EXERCISE BRIEF - In the records that follow, show each line where the word "empty" is present.

ITEMS -
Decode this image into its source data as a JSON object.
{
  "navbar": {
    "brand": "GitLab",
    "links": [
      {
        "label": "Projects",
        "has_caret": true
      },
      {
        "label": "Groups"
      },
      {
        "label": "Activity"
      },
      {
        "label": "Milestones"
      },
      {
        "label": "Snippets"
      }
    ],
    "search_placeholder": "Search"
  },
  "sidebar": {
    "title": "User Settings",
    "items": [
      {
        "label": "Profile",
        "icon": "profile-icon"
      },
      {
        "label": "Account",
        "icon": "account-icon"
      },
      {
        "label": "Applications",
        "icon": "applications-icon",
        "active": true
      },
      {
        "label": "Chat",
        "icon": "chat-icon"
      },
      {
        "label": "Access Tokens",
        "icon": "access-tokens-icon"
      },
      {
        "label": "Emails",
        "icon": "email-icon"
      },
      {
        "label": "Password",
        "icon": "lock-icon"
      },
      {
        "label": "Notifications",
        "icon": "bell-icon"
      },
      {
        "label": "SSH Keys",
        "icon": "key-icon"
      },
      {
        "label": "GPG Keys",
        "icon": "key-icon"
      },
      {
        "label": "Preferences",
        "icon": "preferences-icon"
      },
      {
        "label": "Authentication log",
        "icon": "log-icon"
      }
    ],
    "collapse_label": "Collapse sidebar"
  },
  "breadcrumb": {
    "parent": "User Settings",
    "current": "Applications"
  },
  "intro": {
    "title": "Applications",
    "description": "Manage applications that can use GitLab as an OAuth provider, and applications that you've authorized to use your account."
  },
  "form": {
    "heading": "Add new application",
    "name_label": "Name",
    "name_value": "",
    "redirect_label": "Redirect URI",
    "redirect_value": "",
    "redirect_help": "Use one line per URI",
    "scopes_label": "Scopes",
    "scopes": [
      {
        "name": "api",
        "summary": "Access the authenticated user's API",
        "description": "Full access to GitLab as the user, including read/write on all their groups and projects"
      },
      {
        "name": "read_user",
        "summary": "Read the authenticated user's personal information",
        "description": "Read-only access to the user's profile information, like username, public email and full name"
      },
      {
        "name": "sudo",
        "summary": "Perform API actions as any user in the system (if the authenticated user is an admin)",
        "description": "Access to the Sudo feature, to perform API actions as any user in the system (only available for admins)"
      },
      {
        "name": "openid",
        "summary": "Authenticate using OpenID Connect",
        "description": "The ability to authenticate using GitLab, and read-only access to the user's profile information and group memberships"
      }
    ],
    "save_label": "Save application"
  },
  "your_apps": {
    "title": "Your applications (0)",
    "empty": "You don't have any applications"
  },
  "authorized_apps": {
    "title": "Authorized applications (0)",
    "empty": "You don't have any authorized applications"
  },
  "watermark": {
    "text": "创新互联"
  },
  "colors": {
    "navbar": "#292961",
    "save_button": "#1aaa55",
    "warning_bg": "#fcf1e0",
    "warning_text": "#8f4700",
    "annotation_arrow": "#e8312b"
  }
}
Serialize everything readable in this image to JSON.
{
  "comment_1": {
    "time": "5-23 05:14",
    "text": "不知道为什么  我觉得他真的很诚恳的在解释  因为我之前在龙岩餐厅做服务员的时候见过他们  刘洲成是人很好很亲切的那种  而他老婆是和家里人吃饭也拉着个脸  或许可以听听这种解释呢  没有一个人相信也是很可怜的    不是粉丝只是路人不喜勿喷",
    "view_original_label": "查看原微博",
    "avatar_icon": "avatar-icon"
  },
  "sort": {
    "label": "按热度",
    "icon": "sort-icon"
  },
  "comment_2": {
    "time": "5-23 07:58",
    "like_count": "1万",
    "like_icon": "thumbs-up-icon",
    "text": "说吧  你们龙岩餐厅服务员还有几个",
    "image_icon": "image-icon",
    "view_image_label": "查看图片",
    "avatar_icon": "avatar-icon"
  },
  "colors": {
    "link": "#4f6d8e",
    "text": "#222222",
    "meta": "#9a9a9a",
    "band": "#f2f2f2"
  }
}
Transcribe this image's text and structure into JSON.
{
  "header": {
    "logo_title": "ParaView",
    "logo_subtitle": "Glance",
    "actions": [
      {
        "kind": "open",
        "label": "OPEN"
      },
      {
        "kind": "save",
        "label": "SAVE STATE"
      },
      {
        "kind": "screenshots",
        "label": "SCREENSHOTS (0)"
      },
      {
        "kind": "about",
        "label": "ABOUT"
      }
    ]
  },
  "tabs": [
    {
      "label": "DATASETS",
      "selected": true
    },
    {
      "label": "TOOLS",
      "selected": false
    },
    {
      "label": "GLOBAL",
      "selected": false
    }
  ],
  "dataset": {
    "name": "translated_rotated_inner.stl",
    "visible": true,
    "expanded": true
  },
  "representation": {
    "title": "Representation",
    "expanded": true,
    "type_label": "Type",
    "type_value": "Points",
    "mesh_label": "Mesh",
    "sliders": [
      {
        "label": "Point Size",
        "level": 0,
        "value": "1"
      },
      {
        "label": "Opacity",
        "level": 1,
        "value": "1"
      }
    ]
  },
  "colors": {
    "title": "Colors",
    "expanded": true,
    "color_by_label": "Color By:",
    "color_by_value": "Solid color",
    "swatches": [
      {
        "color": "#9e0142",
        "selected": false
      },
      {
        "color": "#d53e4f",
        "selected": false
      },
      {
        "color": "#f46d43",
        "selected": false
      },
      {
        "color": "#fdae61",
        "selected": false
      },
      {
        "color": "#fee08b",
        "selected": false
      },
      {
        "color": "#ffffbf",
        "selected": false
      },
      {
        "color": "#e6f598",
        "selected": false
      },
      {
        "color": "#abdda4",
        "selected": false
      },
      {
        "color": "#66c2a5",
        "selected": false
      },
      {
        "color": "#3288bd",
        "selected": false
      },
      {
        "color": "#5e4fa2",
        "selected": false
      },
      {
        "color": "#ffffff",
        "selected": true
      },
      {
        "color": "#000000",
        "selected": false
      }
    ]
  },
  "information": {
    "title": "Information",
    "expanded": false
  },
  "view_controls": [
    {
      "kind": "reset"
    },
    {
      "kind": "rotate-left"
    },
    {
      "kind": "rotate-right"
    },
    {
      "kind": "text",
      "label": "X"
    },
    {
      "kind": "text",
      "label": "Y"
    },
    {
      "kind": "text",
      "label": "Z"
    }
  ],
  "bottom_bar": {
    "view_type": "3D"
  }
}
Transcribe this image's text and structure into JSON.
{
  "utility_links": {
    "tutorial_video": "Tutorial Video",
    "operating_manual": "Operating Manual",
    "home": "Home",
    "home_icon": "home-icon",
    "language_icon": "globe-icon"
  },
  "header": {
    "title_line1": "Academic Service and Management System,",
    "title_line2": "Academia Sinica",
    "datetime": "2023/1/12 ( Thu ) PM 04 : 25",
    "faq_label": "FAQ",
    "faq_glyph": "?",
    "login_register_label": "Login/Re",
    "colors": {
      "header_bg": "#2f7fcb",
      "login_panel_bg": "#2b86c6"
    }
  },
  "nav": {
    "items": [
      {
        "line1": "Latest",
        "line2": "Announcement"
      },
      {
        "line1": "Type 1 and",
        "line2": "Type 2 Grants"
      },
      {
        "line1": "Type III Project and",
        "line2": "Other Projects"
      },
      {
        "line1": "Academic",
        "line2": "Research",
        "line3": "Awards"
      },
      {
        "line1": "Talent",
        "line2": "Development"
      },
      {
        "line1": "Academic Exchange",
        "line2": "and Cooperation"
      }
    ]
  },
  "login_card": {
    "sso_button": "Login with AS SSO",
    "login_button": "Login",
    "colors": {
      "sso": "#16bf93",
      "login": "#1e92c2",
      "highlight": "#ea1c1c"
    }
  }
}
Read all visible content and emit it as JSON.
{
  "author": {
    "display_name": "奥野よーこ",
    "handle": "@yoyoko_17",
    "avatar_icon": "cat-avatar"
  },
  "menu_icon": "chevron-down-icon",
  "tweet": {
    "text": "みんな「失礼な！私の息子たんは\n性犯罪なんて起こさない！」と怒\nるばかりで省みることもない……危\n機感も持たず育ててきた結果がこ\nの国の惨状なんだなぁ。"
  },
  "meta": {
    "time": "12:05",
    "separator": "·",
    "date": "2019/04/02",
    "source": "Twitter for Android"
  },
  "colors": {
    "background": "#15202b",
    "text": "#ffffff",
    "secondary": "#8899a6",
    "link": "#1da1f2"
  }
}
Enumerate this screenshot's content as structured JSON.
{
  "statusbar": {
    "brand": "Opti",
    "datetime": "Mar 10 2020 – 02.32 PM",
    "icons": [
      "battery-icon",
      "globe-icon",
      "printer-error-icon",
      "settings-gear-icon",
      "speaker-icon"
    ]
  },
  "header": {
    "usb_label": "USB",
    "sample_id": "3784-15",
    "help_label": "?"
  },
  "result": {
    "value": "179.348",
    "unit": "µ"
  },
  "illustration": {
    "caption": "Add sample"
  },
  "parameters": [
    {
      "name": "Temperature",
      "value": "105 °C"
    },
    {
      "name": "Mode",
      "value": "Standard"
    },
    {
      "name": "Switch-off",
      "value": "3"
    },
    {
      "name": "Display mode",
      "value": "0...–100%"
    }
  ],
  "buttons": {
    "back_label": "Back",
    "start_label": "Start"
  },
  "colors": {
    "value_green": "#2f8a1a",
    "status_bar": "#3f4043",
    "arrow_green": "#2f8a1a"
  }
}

WRITTEN SOLUTION -
    "empty": "You don't have any applications"
    "empty": "You don't have any authorized applications"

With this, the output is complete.